[Opening Passage section]

View larger version (26K): [in this window] [in a new window]   Figure 1. A typical case of HARM. The initial MRI obtained 3 hours after onset of symptoms shows an early evolving lesion adjacent to the posterior horn of the right lateral ventricle on diffusion-weighted imaging. FLAIR at 3 hours shows negligible CSF signal (precontrast). Arrows point to comparable sulci in all images. On the scan at 7 hours after onset (4 hours after gadolinium injection), enhancement is observed in the CSF spaces throughout the right middle cerebral artery territory, notably in the sulci and on cortical surface.

HARM is associated with reperfusion. Of all stroke patients who underwent perfusion MRI (n=178), most (85%) had focal ischemia on their initial examination, and of those with focal ischemia who underwent follow-up perfusion imaging (n=105), nearly two thirds (63%) subsequently had evidence of reperfusion within 1 week. BBB disruption was more common in patients with reperfusion (45%) than in patients without reperfusion (18%) (P=0.006). In multiple logistic regression, among clinical, demographic, and imaging variables, reperfusion was the strongest independent predictor of early BBB disruption (OR, 4.09; 95% CI, 1.28 to 13.1; P=0.018.

HARM is associated with subsequent HT. Acute and follow-up GRE imaging was performed on 121 of the 144 patients with multiple FLAIR scans. The GRE scans were evaluated for any evidence of HT. Two patients had HT on their acute examination and 22 (18%) showed evidence of HT on follow-up, with a mean time from stroke onset to observation of HT of 31.3 hours (median=18.9; SD=27.7), which is significantly longer than time to observed BBB disruption. Early BBB disruption was more common in patients with HT (73%) than in patients without HT (25%) (P<0.001).

[Closing Passage section]

■ **Tasks to carry out**
1 – Reproduce the part of the passage on HARM in stroke patients that starts with "HARM is associated with subsequent" and goes on through "HT (25%) (P<0.001).".
2 – Extend the passage on HARM in stroke patients, picking up after its final sentence.

[Opening Information supplied section]

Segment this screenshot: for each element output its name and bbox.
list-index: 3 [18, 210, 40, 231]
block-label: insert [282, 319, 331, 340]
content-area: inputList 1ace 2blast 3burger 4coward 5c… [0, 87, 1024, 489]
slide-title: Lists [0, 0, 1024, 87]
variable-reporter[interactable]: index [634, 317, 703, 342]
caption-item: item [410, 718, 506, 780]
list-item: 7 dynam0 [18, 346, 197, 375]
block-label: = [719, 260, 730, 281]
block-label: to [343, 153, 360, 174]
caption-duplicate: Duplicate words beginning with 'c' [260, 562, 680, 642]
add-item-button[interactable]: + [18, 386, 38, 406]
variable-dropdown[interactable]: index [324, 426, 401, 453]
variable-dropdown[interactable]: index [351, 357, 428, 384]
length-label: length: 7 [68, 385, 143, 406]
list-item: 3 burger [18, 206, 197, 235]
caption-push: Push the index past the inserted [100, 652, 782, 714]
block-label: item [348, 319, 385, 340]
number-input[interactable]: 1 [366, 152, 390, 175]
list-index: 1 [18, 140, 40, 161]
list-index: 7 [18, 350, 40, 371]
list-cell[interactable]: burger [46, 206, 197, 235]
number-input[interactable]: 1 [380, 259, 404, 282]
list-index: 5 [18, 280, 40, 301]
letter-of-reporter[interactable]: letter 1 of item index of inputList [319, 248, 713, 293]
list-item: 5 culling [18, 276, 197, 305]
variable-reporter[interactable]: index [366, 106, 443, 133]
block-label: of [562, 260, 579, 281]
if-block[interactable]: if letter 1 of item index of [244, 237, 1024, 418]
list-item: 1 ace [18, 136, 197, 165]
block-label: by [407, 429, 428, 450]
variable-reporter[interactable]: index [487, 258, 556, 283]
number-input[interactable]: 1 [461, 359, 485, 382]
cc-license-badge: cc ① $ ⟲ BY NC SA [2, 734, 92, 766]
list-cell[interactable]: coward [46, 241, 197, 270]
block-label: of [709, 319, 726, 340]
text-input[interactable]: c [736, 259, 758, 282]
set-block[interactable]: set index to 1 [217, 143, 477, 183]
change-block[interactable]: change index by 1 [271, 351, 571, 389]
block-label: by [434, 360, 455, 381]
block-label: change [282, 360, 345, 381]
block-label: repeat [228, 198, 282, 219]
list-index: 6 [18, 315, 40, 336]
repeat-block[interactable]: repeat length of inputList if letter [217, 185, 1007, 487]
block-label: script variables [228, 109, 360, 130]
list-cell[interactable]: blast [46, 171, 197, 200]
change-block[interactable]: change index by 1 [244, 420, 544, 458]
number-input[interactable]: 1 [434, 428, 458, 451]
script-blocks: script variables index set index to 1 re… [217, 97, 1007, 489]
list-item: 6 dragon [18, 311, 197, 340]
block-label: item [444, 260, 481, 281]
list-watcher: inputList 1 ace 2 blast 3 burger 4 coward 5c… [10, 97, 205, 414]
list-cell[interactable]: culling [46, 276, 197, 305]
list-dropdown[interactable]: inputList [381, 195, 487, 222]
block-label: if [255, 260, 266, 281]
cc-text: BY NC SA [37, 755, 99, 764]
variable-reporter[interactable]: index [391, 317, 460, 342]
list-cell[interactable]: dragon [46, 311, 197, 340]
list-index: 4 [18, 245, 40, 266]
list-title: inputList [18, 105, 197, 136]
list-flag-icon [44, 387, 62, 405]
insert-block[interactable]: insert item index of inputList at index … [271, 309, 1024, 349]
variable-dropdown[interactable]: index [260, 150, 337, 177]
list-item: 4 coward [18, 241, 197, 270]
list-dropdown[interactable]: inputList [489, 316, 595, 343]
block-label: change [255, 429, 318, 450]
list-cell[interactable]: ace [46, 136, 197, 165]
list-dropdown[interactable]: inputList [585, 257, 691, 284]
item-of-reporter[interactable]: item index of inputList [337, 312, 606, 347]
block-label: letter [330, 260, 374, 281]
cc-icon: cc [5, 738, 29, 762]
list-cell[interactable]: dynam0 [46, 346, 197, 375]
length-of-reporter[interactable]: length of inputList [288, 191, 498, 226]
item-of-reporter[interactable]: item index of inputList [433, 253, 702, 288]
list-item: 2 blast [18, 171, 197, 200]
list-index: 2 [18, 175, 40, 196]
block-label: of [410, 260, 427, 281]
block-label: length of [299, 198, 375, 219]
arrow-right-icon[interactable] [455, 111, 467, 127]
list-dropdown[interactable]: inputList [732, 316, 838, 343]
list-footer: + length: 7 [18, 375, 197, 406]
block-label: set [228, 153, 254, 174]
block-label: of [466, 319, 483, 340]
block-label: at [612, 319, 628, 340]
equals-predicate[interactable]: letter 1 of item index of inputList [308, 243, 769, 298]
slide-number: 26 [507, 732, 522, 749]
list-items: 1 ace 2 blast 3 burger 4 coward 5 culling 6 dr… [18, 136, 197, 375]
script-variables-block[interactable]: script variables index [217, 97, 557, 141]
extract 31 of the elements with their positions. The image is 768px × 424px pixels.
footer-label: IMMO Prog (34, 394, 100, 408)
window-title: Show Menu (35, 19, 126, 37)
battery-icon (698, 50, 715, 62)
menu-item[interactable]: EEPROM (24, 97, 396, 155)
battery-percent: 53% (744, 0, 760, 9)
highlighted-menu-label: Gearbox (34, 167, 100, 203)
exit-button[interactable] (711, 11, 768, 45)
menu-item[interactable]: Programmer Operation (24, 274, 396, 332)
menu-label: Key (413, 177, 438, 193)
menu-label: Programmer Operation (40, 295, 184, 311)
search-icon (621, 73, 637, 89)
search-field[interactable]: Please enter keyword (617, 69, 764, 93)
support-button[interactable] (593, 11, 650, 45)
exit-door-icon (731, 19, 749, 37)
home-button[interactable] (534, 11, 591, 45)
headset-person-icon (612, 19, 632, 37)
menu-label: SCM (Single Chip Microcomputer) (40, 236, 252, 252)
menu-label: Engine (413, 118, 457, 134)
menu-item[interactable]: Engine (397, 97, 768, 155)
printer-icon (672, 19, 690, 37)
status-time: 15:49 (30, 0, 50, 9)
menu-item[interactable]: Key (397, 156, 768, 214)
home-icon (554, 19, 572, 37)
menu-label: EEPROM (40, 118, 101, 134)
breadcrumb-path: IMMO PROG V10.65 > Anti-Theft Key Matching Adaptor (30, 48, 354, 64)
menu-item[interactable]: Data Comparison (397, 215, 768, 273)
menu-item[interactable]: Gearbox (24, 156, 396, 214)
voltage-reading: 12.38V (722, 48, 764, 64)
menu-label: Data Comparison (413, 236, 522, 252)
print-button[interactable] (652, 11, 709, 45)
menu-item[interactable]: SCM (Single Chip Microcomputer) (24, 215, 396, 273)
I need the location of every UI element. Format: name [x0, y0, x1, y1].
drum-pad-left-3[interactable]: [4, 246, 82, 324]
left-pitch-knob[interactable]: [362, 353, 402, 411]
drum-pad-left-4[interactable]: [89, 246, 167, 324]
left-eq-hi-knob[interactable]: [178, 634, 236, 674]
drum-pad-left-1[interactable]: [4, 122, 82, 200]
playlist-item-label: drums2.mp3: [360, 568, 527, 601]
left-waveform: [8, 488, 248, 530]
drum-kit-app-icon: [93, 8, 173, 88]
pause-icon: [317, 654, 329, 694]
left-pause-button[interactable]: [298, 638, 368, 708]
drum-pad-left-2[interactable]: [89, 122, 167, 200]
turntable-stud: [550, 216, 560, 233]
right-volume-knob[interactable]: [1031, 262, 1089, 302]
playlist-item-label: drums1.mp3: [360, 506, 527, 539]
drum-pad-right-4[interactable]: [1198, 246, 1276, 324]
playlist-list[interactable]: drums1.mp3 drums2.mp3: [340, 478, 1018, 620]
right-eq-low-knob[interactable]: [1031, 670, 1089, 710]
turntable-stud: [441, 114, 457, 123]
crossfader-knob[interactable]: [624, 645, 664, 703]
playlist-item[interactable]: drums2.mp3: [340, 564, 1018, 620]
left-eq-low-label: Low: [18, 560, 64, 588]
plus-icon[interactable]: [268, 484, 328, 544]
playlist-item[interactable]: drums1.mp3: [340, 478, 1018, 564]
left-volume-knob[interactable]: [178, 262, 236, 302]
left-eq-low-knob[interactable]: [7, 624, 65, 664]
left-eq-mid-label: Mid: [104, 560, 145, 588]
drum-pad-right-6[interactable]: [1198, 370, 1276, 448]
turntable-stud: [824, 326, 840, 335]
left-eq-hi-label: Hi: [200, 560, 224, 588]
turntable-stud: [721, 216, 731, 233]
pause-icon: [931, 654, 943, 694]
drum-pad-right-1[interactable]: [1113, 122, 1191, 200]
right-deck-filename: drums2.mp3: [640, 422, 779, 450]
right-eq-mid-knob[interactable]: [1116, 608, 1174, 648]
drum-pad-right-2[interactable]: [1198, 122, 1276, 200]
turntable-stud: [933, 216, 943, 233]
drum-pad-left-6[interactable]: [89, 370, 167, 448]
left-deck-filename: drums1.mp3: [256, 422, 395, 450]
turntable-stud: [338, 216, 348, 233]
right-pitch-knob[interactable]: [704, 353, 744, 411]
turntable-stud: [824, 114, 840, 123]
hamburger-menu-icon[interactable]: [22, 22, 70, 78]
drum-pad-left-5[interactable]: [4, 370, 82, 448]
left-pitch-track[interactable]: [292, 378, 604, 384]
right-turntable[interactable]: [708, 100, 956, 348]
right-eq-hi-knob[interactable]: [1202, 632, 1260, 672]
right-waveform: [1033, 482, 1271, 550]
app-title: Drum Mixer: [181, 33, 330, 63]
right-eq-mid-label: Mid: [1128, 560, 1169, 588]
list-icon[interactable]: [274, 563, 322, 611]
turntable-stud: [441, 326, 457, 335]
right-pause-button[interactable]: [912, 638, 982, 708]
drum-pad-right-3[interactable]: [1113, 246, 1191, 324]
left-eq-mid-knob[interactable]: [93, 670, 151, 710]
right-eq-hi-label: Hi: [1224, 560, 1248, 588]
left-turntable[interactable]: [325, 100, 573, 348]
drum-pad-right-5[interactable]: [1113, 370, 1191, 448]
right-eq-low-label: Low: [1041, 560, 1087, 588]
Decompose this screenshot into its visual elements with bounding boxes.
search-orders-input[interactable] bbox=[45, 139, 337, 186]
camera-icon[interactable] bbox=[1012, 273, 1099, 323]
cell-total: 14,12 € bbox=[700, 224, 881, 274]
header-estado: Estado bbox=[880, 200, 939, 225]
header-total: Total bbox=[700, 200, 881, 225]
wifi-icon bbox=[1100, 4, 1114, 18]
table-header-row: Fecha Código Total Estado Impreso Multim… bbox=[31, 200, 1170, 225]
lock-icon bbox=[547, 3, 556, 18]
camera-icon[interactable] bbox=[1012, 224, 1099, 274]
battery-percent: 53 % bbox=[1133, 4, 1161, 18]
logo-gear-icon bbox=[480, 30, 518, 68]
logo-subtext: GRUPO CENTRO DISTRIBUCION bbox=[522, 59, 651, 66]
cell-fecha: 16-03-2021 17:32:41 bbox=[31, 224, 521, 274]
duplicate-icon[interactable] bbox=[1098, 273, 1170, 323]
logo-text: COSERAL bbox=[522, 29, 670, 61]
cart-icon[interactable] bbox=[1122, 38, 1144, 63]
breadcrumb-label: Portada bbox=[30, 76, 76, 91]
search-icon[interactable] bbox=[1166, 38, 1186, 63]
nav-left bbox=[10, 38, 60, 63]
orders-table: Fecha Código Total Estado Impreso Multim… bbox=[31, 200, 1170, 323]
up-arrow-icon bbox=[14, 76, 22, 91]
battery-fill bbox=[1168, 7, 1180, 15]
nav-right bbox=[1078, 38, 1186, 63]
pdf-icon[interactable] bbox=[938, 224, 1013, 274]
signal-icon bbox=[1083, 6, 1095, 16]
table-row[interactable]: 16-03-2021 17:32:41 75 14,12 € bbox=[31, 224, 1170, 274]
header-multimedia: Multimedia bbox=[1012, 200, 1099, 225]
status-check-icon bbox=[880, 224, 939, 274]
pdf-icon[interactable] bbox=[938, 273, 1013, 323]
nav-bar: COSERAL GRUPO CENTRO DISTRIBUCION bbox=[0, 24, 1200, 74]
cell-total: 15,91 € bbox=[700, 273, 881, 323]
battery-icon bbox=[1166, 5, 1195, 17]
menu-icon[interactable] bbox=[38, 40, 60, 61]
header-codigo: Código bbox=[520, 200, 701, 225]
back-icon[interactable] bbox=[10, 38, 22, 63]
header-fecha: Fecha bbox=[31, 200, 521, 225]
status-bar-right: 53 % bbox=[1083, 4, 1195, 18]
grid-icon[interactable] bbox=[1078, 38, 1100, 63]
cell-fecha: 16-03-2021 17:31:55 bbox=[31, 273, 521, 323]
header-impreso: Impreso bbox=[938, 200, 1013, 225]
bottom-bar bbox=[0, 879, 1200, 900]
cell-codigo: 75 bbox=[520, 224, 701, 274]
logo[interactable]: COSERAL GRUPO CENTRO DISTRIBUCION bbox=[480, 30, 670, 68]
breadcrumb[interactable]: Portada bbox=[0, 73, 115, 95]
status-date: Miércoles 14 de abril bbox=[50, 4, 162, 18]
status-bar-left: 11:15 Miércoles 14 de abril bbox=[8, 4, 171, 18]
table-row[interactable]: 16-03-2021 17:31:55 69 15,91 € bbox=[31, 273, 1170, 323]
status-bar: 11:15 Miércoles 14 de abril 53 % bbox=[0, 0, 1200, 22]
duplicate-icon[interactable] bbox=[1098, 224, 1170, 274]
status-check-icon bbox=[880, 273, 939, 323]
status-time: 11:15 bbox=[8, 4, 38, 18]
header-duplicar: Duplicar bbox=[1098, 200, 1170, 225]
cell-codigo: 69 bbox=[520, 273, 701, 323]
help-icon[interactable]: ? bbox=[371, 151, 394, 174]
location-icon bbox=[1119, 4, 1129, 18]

[Closing Information supplied section]

■ **Answers to the exercises**
1 –
HARM is associated with subsequent HT. Acute and follow-up GRE imaging was performed on 121 of the 144 patients with multiple FLAIR scans. The GRE scans were evaluated for any evidence of HT. Two patients had HT on their acute examination and 22 (18%) showed evidence of HT on follow-up, with a mean time from stroke onset to observation of HT of 31.3 hours (median=18.9; SD=27.7), which is significantly longer than time to observed BBB disruption. Early BBB disruption was more common in patients with HT (73%) than in patients without HT (25%) (P<0.001).

2 –
In this study population, 36 (25%) patients were treated with rtPA as part of standard acute care. Both HT and early BBB disruption were more common in patients treated with rtPA (31% and 55%) than those not treated (14% and 25%) (P=0.057 and P=0.001, respectively). In the subgroup of rtPA–treated patients, HT (both symptomatic and nonsymptomatic) was associated with BBB disruption (P=0.01); 8 of the 9 patients who bled after rtPA therapy also had early BBB disruption.

HARM is associated with poor clinical outcome. Modified Rankin scores obtained at 30 or 90 days were available in 110 of 144 patients. In univariate analysis, BBB disruption (P=0.001), but not reperfusion, was significantly associated with poor outcome as indicated by Rankin >2. Patients with HARM were more likely to have poor outcome in a multivariate logistic regression analysis that adjusted for baseline National Institutes of Health Stroke Scale score and HT. For the subgroup of patients with reperfusion, poor outcome was observed more frequently in patients with early BBB disruption (63%) as compared with those without (25%) (P=0.003).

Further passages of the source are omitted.